== Recorded data ==

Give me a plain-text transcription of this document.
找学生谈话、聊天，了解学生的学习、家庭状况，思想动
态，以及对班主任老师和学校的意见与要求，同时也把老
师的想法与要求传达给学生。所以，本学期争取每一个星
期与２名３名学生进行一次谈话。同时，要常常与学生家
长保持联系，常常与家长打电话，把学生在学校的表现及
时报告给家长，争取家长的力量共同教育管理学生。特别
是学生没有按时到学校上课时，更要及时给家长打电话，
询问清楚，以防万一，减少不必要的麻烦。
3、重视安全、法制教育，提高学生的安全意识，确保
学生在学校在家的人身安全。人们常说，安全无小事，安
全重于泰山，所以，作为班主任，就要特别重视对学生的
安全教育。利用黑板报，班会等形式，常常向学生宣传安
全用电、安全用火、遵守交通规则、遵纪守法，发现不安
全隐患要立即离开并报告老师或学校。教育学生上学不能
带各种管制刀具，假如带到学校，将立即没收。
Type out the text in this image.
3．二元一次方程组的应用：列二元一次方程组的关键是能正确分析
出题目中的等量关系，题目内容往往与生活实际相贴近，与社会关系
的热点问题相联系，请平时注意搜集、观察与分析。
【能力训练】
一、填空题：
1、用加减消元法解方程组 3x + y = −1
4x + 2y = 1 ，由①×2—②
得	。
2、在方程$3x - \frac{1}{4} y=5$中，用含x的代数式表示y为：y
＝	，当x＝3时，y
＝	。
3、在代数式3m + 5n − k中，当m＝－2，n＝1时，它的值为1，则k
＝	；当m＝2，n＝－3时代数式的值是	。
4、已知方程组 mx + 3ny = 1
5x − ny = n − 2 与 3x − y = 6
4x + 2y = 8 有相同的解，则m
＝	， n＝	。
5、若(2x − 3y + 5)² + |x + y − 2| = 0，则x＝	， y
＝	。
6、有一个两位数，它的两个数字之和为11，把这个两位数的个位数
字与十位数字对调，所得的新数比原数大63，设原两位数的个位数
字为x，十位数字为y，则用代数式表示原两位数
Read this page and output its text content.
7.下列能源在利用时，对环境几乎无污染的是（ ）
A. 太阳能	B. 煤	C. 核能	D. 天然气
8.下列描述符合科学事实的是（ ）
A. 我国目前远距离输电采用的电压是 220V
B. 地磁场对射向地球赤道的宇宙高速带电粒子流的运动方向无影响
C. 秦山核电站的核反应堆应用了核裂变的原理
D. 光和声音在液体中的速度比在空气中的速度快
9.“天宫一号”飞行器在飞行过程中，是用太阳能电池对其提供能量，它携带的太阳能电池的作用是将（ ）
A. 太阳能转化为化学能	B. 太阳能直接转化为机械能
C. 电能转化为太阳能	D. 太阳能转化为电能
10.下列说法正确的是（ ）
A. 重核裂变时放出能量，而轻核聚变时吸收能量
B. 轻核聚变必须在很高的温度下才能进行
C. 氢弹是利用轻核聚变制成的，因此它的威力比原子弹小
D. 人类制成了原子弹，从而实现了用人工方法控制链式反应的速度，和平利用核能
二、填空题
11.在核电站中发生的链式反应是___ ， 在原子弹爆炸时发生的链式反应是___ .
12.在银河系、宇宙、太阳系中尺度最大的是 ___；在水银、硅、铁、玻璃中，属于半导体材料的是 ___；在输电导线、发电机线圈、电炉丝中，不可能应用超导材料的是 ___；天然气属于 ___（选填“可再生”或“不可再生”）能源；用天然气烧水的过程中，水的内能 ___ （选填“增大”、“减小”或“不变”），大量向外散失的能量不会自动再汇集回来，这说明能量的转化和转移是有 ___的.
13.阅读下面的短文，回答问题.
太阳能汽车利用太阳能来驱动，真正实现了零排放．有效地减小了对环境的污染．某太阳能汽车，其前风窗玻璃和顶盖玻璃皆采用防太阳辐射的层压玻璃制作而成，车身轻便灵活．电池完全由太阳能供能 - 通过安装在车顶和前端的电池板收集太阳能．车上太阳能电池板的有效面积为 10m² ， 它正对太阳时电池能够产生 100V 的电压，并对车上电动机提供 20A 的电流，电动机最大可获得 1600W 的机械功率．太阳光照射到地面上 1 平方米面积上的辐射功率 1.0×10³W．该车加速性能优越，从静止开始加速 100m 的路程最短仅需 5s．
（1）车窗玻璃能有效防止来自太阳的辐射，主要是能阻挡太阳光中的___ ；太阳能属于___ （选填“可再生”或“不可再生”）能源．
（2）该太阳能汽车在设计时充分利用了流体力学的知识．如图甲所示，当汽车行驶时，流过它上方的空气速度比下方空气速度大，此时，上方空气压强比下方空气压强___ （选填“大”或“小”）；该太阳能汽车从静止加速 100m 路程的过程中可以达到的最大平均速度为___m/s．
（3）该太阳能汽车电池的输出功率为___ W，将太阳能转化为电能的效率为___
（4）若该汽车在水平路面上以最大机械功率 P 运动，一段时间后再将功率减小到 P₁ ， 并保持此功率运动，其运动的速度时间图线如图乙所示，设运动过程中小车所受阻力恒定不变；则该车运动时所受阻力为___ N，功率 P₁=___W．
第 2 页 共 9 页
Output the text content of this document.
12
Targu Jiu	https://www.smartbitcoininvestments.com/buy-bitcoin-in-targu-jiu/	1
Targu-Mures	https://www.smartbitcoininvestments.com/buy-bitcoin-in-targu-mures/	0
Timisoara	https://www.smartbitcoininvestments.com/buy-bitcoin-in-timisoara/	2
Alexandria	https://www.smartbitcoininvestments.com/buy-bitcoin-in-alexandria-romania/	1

===

- Given instruction -
List every line from the entries above in which "Targu" appears.

- Exercise output -
Targu Jiu	https://www.smartbitcoininvestments.com/buy-bitcoin-in-targu-jiu/	1
Targu-Mures	https://www.smartbitcoininvestments.com/buy-bitcoin-in-targu-mures/	0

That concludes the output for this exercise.